Exercise instructions: Below are some entries. Output each one exactly as it appears.

(Saved data entries)
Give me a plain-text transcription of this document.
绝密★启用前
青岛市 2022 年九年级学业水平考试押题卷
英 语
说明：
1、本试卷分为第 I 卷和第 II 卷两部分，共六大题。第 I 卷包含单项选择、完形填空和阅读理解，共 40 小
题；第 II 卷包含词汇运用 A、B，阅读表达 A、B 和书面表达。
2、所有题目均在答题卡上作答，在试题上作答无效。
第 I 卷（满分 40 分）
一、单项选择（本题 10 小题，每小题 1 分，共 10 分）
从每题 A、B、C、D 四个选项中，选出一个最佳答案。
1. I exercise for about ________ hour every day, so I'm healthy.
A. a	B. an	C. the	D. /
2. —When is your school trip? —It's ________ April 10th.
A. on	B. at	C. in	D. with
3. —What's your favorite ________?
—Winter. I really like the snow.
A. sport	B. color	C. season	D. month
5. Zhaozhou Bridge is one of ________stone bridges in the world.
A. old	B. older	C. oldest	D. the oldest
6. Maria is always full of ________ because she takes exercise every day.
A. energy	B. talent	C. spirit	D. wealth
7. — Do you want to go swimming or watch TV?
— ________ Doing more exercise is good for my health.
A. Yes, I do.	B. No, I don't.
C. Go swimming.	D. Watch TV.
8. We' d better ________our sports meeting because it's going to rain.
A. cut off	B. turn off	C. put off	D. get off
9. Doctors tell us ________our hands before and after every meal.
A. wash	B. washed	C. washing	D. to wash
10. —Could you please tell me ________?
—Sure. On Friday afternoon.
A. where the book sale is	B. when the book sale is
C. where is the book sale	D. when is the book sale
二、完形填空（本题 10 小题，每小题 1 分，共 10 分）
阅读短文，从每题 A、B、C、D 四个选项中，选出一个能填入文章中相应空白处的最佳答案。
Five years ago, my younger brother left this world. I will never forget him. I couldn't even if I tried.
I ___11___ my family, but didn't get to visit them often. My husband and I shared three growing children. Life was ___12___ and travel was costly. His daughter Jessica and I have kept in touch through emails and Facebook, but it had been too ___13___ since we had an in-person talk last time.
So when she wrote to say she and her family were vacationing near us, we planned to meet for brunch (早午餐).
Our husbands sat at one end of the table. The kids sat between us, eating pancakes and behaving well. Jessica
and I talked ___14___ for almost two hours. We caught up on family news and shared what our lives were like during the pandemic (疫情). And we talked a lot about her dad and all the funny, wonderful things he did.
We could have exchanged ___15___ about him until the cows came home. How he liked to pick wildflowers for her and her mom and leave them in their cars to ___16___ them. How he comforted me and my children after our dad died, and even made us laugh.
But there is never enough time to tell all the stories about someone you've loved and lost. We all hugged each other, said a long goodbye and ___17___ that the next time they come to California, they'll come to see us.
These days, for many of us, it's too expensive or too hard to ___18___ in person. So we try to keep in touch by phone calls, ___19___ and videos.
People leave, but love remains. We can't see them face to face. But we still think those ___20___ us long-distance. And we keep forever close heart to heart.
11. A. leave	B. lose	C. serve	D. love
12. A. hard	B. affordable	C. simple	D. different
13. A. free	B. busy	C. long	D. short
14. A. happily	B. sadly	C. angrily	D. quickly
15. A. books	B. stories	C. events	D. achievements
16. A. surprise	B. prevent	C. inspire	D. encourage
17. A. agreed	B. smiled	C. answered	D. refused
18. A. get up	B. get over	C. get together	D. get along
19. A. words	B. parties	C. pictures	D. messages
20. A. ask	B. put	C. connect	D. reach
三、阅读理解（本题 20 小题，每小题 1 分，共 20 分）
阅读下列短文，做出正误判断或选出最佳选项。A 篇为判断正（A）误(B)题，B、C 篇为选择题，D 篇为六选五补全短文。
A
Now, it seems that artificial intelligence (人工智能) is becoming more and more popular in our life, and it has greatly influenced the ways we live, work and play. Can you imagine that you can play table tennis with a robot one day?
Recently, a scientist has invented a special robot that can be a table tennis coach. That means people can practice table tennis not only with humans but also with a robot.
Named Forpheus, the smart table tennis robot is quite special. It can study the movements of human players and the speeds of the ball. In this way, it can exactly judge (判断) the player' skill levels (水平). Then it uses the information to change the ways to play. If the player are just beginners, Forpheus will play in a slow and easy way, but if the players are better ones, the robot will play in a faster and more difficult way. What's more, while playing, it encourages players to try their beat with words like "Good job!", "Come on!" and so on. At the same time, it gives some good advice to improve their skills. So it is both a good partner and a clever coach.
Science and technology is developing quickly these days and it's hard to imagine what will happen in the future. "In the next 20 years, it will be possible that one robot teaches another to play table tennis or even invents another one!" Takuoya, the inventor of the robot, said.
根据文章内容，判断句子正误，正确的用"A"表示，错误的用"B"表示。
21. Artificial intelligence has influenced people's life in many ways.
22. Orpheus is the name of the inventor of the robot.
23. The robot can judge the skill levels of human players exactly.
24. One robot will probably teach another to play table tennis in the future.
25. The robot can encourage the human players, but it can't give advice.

Full answer:
Give me a plain-text transcription of this document.
绝密★启用前
青岛市 2022 年九年级学业水平考试押题卷
英 语
说明：
1、本试卷分为第 I 卷和第 II 卷两部分，共六大题。第 I 卷包含单项选择、完形填空和阅读理解，共 40 小
题；第 II 卷包含词汇运用 A、B，阅读表达 A、B 和书面表达。
2、所有题目均在答题卡上作答，在试题上作答无效。
第 I 卷（满分 40 分）
一、单项选择（本题 10 小题，每小题 1 分，共 10 分）
从每题 A、B、C、D 四个选项中，选出一个最佳答案。
1. I exercise for about ________ hour every day, so I'm healthy.
A. a	B. an	C. the	D. /
2. —When is your school trip? —It's ________ April 10th.
A. on	B. at	C. in	D. with
3. —What's your favorite ________?
—Winter. I really like the snow.
A. sport	B. color	C. season	D. month
5. Zhaozhou Bridge is one of ________stone bridges in the world.
A. old	B. older	C. oldest	D. the oldest
6. Maria is always full of ________ because she takes exercise every day.
A. energy	B. talent	C. spirit	D. wealth
7. — Do you want to go swimming or watch TV?
— ________ Doing more exercise is good for my health.
A. Yes, I do.	B. No, I don't.
C. Go swimming.	D. Watch TV.
8. We' d better ________our sports meeting because it's going to rain.
A. cut off	B. turn off	C. put off	D. get off
9. Doctors tell us ________our hands before and after every meal.
A. wash	B. washed	C. washing	D. to wash
10. —Could you please tell me ________?
—Sure. On Friday afternoon.
A. where the book sale is	B. when the book sale is
C. where is the book sale	D. when is the book sale
二、完形填空（本题 10 小题，每小题 1 分，共 10 分）
阅读短文，从每题 A、B、C、D 四个选项中，选出一个能填入文章中相应空白处的最佳答案。
Five years ago, my younger brother left this world. I will never forget him. I couldn't even if I tried.
I ___11___ my family, but didn't get to visit them often. My husband and I shared three growing children. Life was ___12___ and travel was costly. His daughter Jessica and I have kept in touch through emails and Facebook, but it had been too ___13___ since we had an in-person talk last time.
So when she wrote to say she and her family were vacationing near us, we planned to meet for brunch (早午餐).
Our husbands sat at one end of the table. The kids sat between us, eating pancakes and behaving well. Jessica
and I talked ___14___ for almost two hours. We caught up on family news and shared what our lives were like during the pandemic (疫情). And we talked a lot about her dad and all the funny, wonderful things he did.
We could have exchanged ___15___ about him until the cows came home. How he liked to pick wildflowers for her and her mom and leave them in their cars to ___16___ them. How he comforted me and my children after our dad died, and even made us laugh.
But there is never enough time to tell all the stories about someone you've loved and lost. We all hugged each other, said a long goodbye and ___17___ that the next time they come to California, they'll come to see us.
These days, for many of us, it's too expensive or too hard to ___18___ in person. So we try to keep in touch by phone calls, ___19___ and videos.
People leave, but love remains. We can't see them face to face. But we still think those ___20___ us long-distance. And we keep forever close heart to heart.
11. A. leave	B. lose	C. serve	D. love
12. A. hard	B. affordable	C. simple	D. different
13. A. free	B. busy	C. long	D. short
14. A. happily	B. sadly	C. angrily	D. quickly
15. A. books	B. stories	C. events	D. achievements
16. A. surprise	B. prevent	C. inspire	D. encourage
17. A. agreed	B. smiled	C. answered	D. refused
18. A. get up	B. get over	C. get together	D. get along
19. A. words	B. parties	C. pictures	D. messages
20. A. ask	B. put	C. connect	D. reach
三、阅读理解（本题 20 小题，每小题 1 分，共 20 分）
阅读下列短文，做出正误判断或选出最佳选项。A 篇为判断正（A）误(B)题，B、C 篇为选择题，D 篇为六选五补全短文。
A
Now, it seems that artificial intelligence (人工智能) is becoming more and more popular in our life, and it has greatly influenced the ways we live, work and play. Can you imagine that you can play table tennis with a robot one day?
Recently, a scientist has invented a special robot that can be a table tennis coach. That means people can practice table tennis not only with humans but also with a robot.
Named Forpheus, the smart table tennis robot is quite special. It can study the movements of human players and the speeds of the ball. In this way, it can exactly judge (判断) the player' skill levels (水平). Then it uses the information to change the ways to play. If the player are just beginners, Forpheus will play in a slow and easy way, but if the players are better ones, the robot will play in a faster and more difficult way. What's more, while playing, it encourages players to try their beat with words like "Good job!", "Come on!" and so on. At the same time, it gives some good advice to improve their skills. So it is both a good partner and a clever coach.
Science and technology is developing quickly these days and it's hard to imagine what will happen in the future. "In the next 20 years, it will be possible that one robot teaches another to play table tennis or even invents another one!" Takuoya, the inventor of the robot, said.
根据文章内容，判断句子正误，正确的用"A"表示，错误的用"B"表示。
21. Artificial intelligence has influenced people's life in many ways.
22. Orpheus is the name of the inventor of the robot.
23. The robot can judge the skill levels of human players exactly.
24. One robot will probably teach another to play table tennis in the future.
25. The robot can encourage the human players, but it can't give advice.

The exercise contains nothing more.